== SET TASK ==
Repeat all the material exactly; pictures stay out of your copy.

*-*-*

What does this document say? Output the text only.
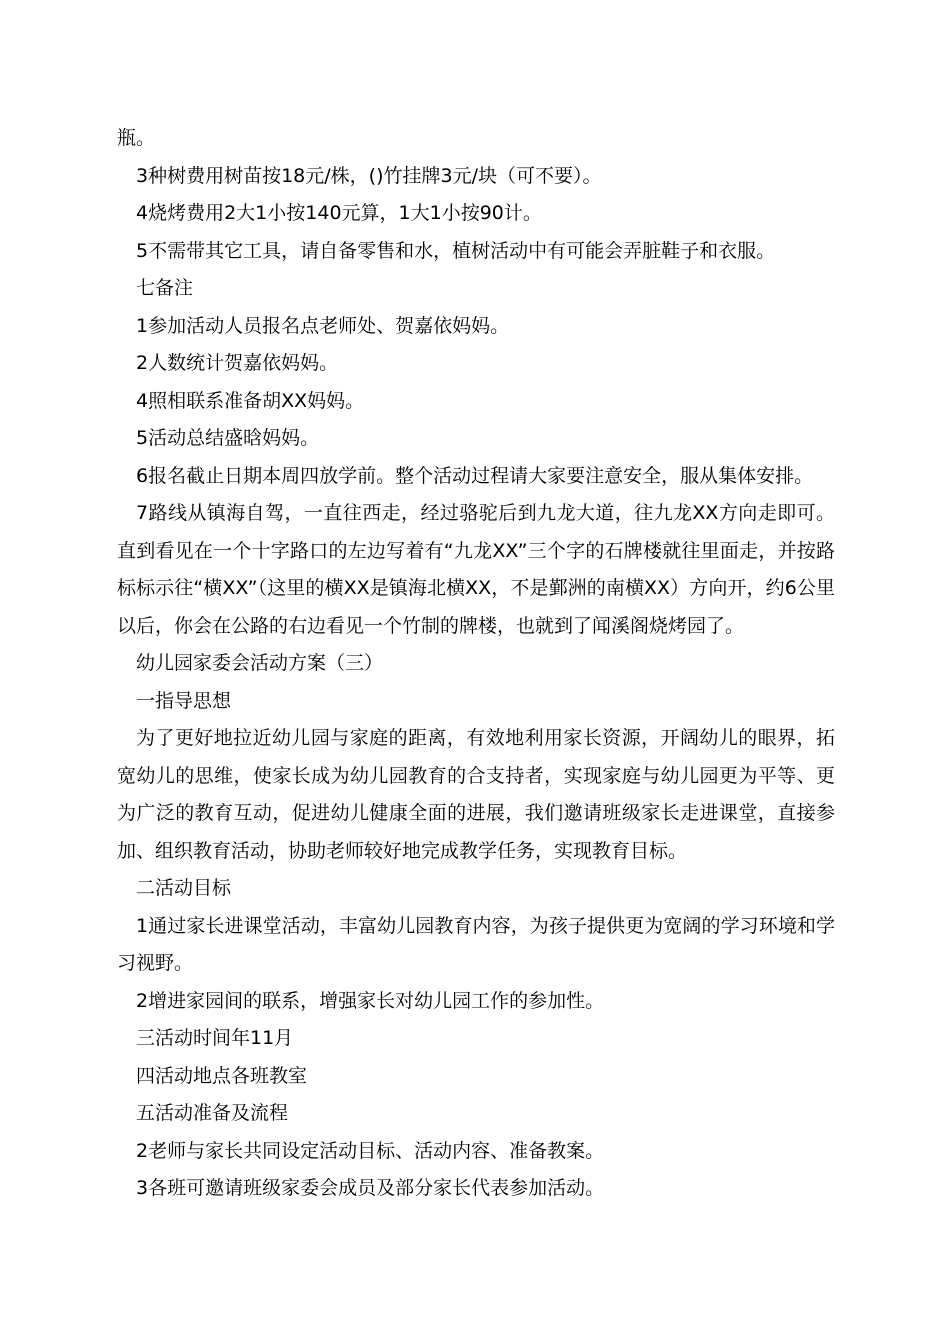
瓶。

3种树费用树苗按18元/株，()竹挂牌3元/块（可不要）。

4烧烤费用2大1小按140元算，1大1小按90计。

5不需带其它工具，请自备零售和水，植树活动中有可能会弄脏鞋子和衣服。

七备注

1参加活动人员报名点老师处、贺嘉依妈妈。

2人数统计贺嘉依妈妈。

4照相联系准备胡XX妈妈。

5活动总结盛晗妈妈。

6报名截止日期本周四放学前。整个活动过程请大家要注意安全，服从集体安排。

7路线从镇海自驾，一直往西走，经过骆驼后到九龙大道，往九龙XX方向走即可。直到看见在一个十字路口的左边写着有“九龙XX”三个字的石牌楼就往里面走，并按路标标示往“横XX”（这里的横XX是镇海北横XX，不是鄞洲的南横XX）方向开，约6公里以后，你会在公路的右边看见一个竹制的牌楼，也就到了闻溪阁烧烤园了。

幼儿园家委会活动方案（三）

一指导思想

为了更好地拉近幼儿园与家庭的距离，有效地利用家长资源，开阔幼儿的眼界，拓宽幼儿的思维，使家长成为幼儿园教育的合支持者，实现家庭与幼儿园更为平等、更为广泛的教育互动，促进幼儿健康全面的进展，我们邀请班级家长走进课堂，直接参加、组织教育活动，协助老师较好地完成教学任务，实现教育目标。

二活动目标

1通过家长进课堂活动，丰富幼儿园教育内容，为孩子提供更为宽阔的学习环境和学习视野。

2增进家园间的联系，增强家长对幼儿园工作的参加性。

三活动时间年11月

四活动地点各班教室

五活动准备及流程

2老师与家长共同设定活动目标、活动内容、准备教案。

3各班可邀请班级家委会成员及部分家长代表参加活动。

*-*-*

== PROBLEM SOLUTION ==
What does this document say? Output the text only.
瓶。

3种树费用树苗按18元/株，()竹挂牌3元/块（可不要）。

4烧烤费用2大1小按140元算，1大1小按90计。

5不需带其它工具，请自备零售和水，植树活动中有可能会弄脏鞋子和衣服。

七备注

1参加活动人员报名点老师处、贺嘉依妈妈。

2人数统计贺嘉依妈妈。

4照相联系准备胡XX妈妈。

5活动总结盛晗妈妈。

6报名截止日期本周四放学前。整个活动过程请大家要注意安全，服从集体安排。

7路线从镇海自驾，一直往西走，经过骆驼后到九龙大道，往九龙XX方向走即可。直到看见在一个十字路口的左边写着有“九龙XX”三个字的石牌楼就往里面走，并按路标标示往“横XX”（这里的横XX是镇海北横XX，不是鄞洲的南横XX）方向开，约6公里以后，你会在公路的右边看见一个竹制的牌楼，也就到了闻溪阁烧烤园了。

幼儿园家委会活动方案（三）

一指导思想

为了更好地拉近幼儿园与家庭的距离，有效地利用家长资源，开阔幼儿的眼界，拓宽幼儿的思维，使家长成为幼儿园教育的合支持者，实现家庭与幼儿园更为平等、更为广泛的教育互动，促进幼儿健康全面的进展，我们邀请班级家长走进课堂，直接参加、组织教育活动，协助老师较好地完成教学任务，实现教育目标。

二活动目标

1通过家长进课堂活动，丰富幼儿园教育内容，为孩子提供更为宽阔的学习环境和学习视野。

2增进家园间的联系，增强家长对幼儿园工作的参加性。

三活动时间年11月

四活动地点各班教室

五活动准备及流程

2老师与家长共同设定活动目标、活动内容、准备教案。

3各班可邀请班级家委会成员及部分家长代表参加活动。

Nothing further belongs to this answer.